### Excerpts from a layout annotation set
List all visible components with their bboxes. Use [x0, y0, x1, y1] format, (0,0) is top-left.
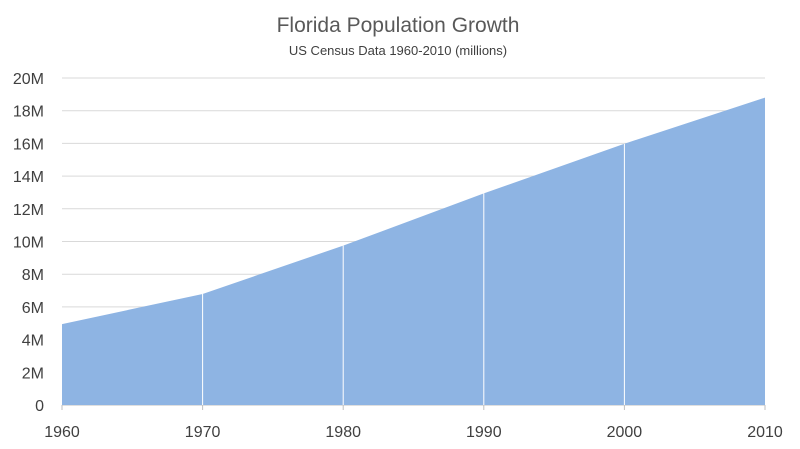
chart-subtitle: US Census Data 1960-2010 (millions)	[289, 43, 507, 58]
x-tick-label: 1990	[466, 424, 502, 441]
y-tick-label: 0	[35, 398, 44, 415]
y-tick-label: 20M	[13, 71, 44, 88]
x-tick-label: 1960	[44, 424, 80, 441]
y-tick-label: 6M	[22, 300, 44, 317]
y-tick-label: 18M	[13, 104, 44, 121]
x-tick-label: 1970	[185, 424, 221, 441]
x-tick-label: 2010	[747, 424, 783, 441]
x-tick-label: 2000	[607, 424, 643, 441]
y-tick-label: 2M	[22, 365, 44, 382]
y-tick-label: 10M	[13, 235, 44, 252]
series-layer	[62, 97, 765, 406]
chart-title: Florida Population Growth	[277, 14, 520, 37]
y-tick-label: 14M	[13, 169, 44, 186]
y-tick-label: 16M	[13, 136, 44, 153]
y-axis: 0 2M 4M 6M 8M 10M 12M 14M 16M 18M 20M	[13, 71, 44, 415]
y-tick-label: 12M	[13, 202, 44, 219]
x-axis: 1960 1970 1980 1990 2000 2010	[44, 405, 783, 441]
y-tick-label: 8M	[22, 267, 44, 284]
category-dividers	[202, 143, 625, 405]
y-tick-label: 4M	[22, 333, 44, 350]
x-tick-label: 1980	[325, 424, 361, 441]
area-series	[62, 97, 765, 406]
---
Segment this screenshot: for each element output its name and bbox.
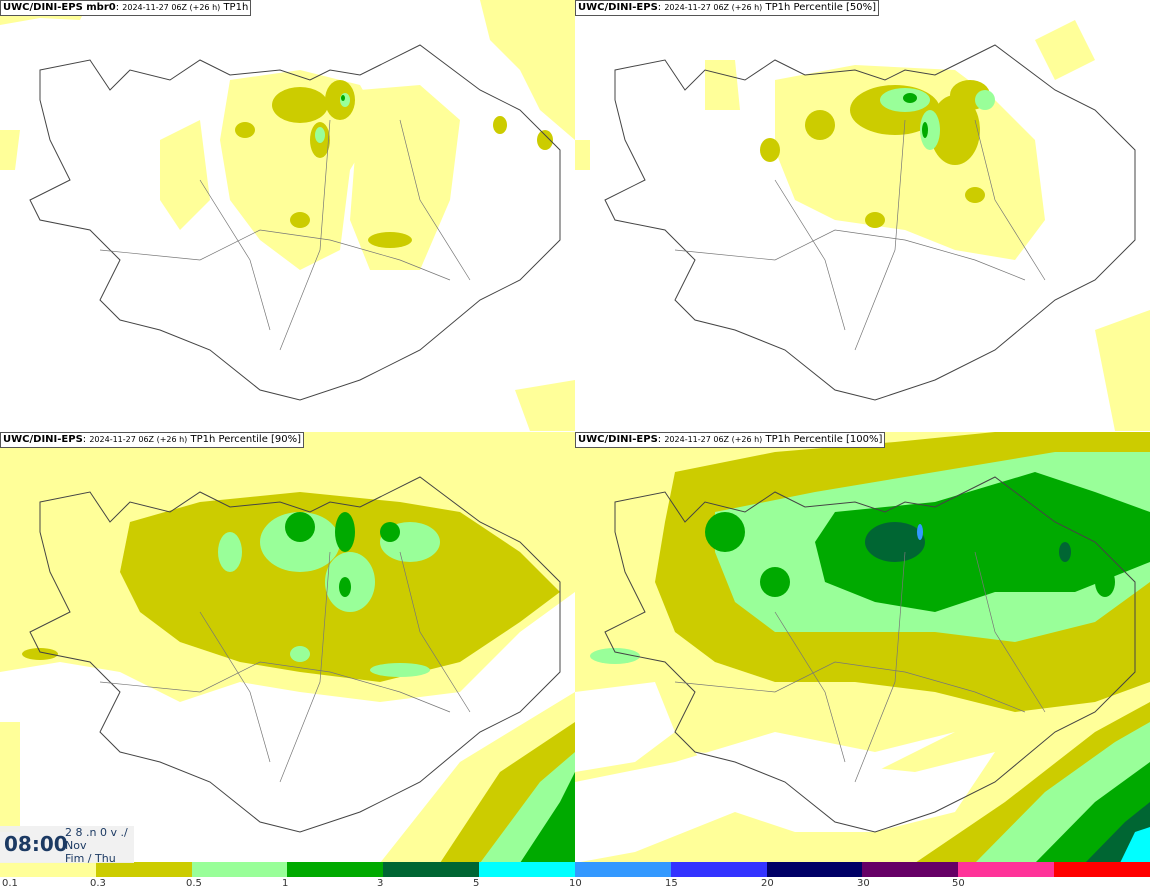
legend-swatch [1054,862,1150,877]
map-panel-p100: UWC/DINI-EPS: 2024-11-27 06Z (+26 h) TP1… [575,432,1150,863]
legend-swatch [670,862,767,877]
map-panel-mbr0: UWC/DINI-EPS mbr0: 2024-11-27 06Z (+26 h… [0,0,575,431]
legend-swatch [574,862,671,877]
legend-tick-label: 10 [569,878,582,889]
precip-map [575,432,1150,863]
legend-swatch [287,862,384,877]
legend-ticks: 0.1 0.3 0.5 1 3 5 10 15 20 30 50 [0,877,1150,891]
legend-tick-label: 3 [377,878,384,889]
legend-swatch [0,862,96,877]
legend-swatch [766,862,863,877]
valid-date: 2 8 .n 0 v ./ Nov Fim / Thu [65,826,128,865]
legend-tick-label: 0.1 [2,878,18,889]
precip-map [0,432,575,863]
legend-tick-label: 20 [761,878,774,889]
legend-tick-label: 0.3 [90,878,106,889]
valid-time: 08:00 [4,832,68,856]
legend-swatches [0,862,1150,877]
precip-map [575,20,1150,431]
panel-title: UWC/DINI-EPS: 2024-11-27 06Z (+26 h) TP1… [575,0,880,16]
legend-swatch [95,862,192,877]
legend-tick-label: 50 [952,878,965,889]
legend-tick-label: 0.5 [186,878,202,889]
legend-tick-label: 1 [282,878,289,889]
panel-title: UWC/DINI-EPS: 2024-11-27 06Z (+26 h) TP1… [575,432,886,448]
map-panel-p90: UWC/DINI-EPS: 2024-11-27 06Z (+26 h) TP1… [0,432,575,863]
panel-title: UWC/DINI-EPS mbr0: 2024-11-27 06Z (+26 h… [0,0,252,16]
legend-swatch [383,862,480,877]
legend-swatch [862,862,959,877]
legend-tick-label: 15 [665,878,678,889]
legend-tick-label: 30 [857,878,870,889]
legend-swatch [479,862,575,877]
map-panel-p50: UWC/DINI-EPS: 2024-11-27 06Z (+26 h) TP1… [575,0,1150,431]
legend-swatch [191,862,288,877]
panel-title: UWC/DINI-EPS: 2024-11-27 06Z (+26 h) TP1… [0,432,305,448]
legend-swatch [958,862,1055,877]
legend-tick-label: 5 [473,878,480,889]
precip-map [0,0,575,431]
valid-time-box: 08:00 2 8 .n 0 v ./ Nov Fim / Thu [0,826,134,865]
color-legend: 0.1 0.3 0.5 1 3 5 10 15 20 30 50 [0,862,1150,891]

### EXERCISE GOAL
Render the material from the line containing "chart-subtitle: US Census" through the line containing "333, 44, 350]" as a Markdown table with the columns Row and Line. Number each line in order and leave out any blank lines.

### FINISHED EXERCISE
| Row | Line |
|---|---|
| 1 | chart-subtitle: US Census Data 1960-2010 (millions)	[289, 43, 507, 58] |
| 2 | x-tick-label: 1990	[466, 424, 502, 441] |
| 3 | y-tick-label: 0	[35, 398, 44, 415] |
| 4 | y-tick-label: 20M	[13, 71, 44, 88] |
| 5 | x-tick-label: 1960	[44, 424, 80, 441] |
| 6 | y-tick-label: 6M	[22, 300, 44, 317] |
| 7 | y-tick-label: 18M	[13, 104, 44, 121] |
| 8 | x-tick-label: 1970	[185, 424, 221, 441] |
| 9 | x-tick-label: 2010	[747, 424, 783, 441] |
| 10 | x-tick-label: 2000	[607, 424, 643, 441] |
| 11 | y-tick-label: 2M	[22, 365, 44, 382] |
| 12 | y-tick-label: 10M	[13, 235, 44, 252] |
| 13 | series-layer	[62, 97, 765, 406] |
| 14 | chart-title: Florida Population Growth	[277, 14, 520, 37] |
| 15 | y-tick-label: 14M	[13, 169, 44, 186] |
| 16 | y-tick-label: 16M	[13, 136, 44, 153] |
| 17 | y-axis: 0 2M 4M 6M 8M 10M 12M 14M 16M 18M 20M	[13, 71, 44, 415] |
| 18 | y-tick-label: 12M	[13, 202, 44, 219] |
| 19 | x-axis: 1960 1970 1980 1990 2000 2010	[44, 405, 783, 441] |
| 20 | y-tick-label: 8M	[22, 267, 44, 284] |
| 21 | category-dividers	[202, 143, 625, 405] |
| 22 | y-tick-label: 4M	[22, 333, 44, 350] |